▶ [TASK OBJECTIVE]
Return every entry exactly as written.

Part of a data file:
• • •

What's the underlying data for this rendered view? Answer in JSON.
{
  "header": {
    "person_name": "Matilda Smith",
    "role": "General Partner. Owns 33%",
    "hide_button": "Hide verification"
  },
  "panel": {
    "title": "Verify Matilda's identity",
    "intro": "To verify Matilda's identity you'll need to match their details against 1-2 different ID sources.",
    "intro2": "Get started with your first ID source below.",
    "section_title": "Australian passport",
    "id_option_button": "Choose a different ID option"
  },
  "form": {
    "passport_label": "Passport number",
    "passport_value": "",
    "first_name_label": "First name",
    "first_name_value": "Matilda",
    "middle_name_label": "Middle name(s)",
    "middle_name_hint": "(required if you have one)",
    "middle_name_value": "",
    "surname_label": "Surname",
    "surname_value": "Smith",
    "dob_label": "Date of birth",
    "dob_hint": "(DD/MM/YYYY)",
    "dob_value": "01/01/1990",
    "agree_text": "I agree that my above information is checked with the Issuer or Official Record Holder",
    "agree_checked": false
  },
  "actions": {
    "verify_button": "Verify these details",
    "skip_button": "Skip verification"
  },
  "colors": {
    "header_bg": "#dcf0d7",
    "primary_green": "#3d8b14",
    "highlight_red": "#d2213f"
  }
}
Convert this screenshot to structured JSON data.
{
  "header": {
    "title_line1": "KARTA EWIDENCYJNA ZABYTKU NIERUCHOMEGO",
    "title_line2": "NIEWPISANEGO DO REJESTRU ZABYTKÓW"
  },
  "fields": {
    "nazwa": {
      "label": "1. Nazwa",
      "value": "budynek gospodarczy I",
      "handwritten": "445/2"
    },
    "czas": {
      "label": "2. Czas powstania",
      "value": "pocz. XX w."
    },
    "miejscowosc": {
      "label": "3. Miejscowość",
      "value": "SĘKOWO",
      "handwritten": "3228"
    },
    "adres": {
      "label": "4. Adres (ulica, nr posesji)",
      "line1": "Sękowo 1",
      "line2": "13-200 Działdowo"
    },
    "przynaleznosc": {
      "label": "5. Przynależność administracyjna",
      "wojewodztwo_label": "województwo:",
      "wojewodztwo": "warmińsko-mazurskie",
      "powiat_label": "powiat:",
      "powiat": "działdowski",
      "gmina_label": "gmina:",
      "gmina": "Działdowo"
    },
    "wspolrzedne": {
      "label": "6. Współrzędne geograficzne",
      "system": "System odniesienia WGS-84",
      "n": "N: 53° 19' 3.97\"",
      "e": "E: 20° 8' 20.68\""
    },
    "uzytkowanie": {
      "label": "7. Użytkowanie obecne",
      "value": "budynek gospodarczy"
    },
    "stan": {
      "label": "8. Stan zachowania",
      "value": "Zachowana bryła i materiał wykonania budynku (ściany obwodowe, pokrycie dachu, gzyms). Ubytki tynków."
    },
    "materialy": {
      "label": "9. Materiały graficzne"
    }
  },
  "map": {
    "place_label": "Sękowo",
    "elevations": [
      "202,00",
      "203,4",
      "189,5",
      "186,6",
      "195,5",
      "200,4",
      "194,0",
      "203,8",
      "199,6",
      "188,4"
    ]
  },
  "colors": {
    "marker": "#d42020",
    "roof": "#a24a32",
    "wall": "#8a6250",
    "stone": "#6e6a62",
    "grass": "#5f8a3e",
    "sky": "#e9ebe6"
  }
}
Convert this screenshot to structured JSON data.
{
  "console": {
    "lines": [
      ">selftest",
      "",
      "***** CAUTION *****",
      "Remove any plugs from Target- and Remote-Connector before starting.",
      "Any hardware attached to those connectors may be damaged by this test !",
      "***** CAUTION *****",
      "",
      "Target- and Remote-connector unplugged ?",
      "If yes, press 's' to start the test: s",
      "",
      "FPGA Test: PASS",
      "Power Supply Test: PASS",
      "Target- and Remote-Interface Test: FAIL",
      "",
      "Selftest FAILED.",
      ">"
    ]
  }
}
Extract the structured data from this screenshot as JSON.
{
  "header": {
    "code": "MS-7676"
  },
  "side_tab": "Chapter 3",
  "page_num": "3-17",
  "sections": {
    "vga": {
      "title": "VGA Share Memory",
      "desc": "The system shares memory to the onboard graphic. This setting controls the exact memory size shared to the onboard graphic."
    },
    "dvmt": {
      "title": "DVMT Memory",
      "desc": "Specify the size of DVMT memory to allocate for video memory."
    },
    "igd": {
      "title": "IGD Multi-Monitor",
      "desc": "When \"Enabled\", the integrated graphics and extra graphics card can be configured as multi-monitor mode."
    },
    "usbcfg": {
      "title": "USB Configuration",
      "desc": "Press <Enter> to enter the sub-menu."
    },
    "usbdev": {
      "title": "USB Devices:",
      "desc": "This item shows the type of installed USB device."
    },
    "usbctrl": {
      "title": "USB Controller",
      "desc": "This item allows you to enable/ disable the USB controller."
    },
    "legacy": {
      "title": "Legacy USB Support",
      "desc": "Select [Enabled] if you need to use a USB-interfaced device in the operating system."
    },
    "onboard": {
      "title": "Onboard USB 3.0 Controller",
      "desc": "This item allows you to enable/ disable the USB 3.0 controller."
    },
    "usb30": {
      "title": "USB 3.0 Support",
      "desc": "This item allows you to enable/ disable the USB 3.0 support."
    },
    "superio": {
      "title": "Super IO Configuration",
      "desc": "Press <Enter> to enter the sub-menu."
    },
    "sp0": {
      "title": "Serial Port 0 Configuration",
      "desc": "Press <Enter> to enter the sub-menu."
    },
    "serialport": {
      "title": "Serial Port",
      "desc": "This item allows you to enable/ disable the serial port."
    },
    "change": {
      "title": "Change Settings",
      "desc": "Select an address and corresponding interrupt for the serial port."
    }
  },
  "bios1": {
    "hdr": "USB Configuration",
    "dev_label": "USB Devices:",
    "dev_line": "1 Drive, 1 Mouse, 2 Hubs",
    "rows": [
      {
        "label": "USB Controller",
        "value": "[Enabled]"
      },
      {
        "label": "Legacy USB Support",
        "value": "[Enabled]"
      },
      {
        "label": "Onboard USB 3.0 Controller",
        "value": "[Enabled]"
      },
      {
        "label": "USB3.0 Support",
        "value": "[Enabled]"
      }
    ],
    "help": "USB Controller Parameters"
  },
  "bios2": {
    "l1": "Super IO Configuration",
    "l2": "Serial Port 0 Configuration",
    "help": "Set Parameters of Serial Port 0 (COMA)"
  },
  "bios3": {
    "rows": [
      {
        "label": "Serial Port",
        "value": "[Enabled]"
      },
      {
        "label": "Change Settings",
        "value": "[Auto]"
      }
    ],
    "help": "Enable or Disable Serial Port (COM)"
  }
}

• • •

▶ [RESULT BELOW]
What's the underlying data for this rendered view? Answer in JSON.
{
  "header": {
    "person_name": "Matilda Smith",
    "role": "General Partner. Owns 33%",
    "hide_button": "Hide verification"
  },
  "panel": {
    "title": "Verify Matilda's identity",
    "intro": "To verify Matilda's identity you'll need to match their details against 1-2 different ID sources.",
    "intro2": "Get started with your first ID source below.",
    "section_title": "Australian passport",
    "id_option_button": "Choose a different ID option"
  },
  "form": {
    "passport_label": "Passport number",
    "passport_value": "",
    "first_name_label": "First name",
    "first_name_value": "Matilda",
    "middle_name_label": "Middle name(s)",
    "middle_name_hint": "(required if you have one)",
    "middle_name_value": "",
    "surname_label": "Surname",
    "surname_value": "Smith",
    "dob_label": "Date of birth",
    "dob_hint": "(DD/MM/YYYY)",
    "dob_value": "01/01/1990",
    "agree_text": "I agree that my above information is checked with the Issuer or Official Record Holder",
    "agree_checked": false
  },
  "actions": {
    "verify_button": "Verify these details",
    "skip_button": "Skip verification"
  },
  "colors": {
    "header_bg": "#dcf0d7",
    "primary_green": "#3d8b14",
    "highlight_red": "#d2213f"
  }
}
Convert this screenshot to structured JSON data.
{
  "header": {
    "title_line1": "KARTA EWIDENCYJNA ZABYTKU NIERUCHOMEGO",
    "title_line2": "NIEWPISANEGO DO REJESTRU ZABYTKÓW"
  },
  "fields": {
    "nazwa": {
      "label": "1. Nazwa",
      "value": "budynek gospodarczy I",
      "handwritten": "445/2"
    },
    "czas": {
      "label": "2. Czas powstania",
      "value": "pocz. XX w."
    },
    "miejscowosc": {
      "label": "3. Miejscowość",
      "value": "SĘKOWO",
      "handwritten": "3228"
    },
    "adres": {
      "label": "4. Adres (ulica, nr posesji)",
      "line1": "Sękowo 1",
      "line2": "13-200 Działdowo"
    },
    "przynaleznosc": {
      "label": "5. Przynależność administracyjna",
      "wojewodztwo_label": "województwo:",
      "wojewodztwo": "warmińsko-mazurskie",
      "powiat_label": "powiat:",
      "powiat": "działdowski",
      "gmina_label": "gmina:",
      "gmina": "Działdowo"
    },
    "wspolrzedne": {
      "label": "6. Współrzędne geograficzne",
      "system": "System odniesienia WGS-84",
      "n": "N: 53° 19' 3.97\"",
      "e": "E: 20° 8' 20.68\""
    },
    "uzytkowanie": {
      "label": "7. Użytkowanie obecne",
      "value": "budynek gospodarczy"
    },
    "stan": {
      "label": "8. Stan zachowania",
      "value": "Zachowana bryła i materiał wykonania budynku (ściany obwodowe, pokrycie dachu, gzyms). Ubytki tynków."
    },
    "materialy": {
      "label": "9. Materiały graficzne"
    }
  },
  "map": {
    "place_label": "Sękowo",
    "elevations": [
      "202,00",
      "203,4",
      "189,5",
      "186,6",
      "195,5",
      "200,4",
      "194,0",
      "203,8",
      "199,6",
      "188,4"
    ]
  },
  "colors": {
    "marker": "#d42020",
    "roof": "#a24a32",
    "wall": "#8a6250",
    "stone": "#6e6a62",
    "grass": "#5f8a3e",
    "sky": "#e9ebe6"
  }
}
Convert this screenshot to structured JSON data.
{
  "console": {
    "lines": [
      ">selftest",
      "",
      "***** CAUTION *****",
      "Remove any plugs from Target- and Remote-Connector before starting.",
      "Any hardware attached to those connectors may be damaged by this test !",
      "***** CAUTION *****",
      "",
      "Target- and Remote-connector unplugged ?",
      "If yes, press 's' to start the test: s",
      "",
      "FPGA Test: PASS",
      "Power Supply Test: PASS",
      "Target- and Remote-Interface Test: FAIL",
      "",
      "Selftest FAILED.",
      ">"
    ]
  }
}
Extract the structured data from this screenshot as JSON.
{
  "header": {
    "code": "MS-7676"
  },
  "side_tab": "Chapter 3",
  "page_num": "3-17",
  "sections": {
    "vga": {
      "title": "VGA Share Memory",
      "desc": "The system shares memory to the onboard graphic. This setting controls the exact memory size shared to the onboard graphic."
    },
    "dvmt": {
      "title": "DVMT Memory",
      "desc": "Specify the size of DVMT memory to allocate for video memory."
    },
    "igd": {
      "title": "IGD Multi-Monitor",
      "desc": "When \"Enabled\", the integrated graphics and extra graphics card can be configured as multi-monitor mode."
    },
    "usbcfg": {
      "title": "USB Configuration",
      "desc": "Press <Enter> to enter the sub-menu."
    },
    "usbdev": {
      "title": "USB Devices:",
      "desc": "This item shows the type of installed USB device."
    },
    "usbctrl": {
      "title": "USB Controller",
      "desc": "This item allows you to enable/ disable the USB controller."
    },
    "legacy": {
      "title": "Legacy USB Support",
      "desc": "Select [Enabled] if you need to use a USB-interfaced device in the operating system."
    },
    "onboard": {
      "title": "Onboard USB 3.0 Controller",
      "desc": "This item allows you to enable/ disable the USB 3.0 controller."
    },
    "usb30": {
      "title": "USB 3.0 Support",
      "desc": "This item allows you to enable/ disable the USB 3.0 support."
    },
    "superio": {
      "title": "Super IO Configuration",
      "desc": "Press <Enter> to enter the sub-menu."
    },
    "sp0": {
      "title": "Serial Port 0 Configuration",
      "desc": "Press <Enter> to enter the sub-menu."
    },
    "serialport": {
      "title": "Serial Port",
      "desc": "This item allows you to enable/ disable the serial port."
    },
    "change": {
      "title": "Change Settings",
      "desc": "Select an address and corresponding interrupt for the serial port."
    }
  },
  "bios1": {
    "hdr": "USB Configuration",
    "dev_label": "USB Devices:",
    "dev_line": "1 Drive, 1 Mouse, 2 Hubs",
    "rows": [
      {
        "label": "USB Controller",
        "value": "[Enabled]"
      },
      {
        "label": "Legacy USB Support",
        "value": "[Enabled]"
      },
      {
        "label": "Onboard USB 3.0 Controller",
        "value": "[Enabled]"
      },
      {
        "label": "USB3.0 Support",
        "value": "[Enabled]"
      }
    ],
    "help": "USB Controller Parameters"
  },
  "bios2": {
    "l1": "Super IO Configuration",
    "l2": "Serial Port 0 Configuration",
    "help": "Set Parameters of Serial Port 0 (COMA)"
  },
  "bios3": {
    "rows": [
      {
        "label": "Serial Port",
        "value": "[Enabled]"
      },
      {
        "label": "Change Settings",
        "value": "[Auto]"
      }
    ],
    "help": "Enable or Disable Serial Port (COM)"
  }
}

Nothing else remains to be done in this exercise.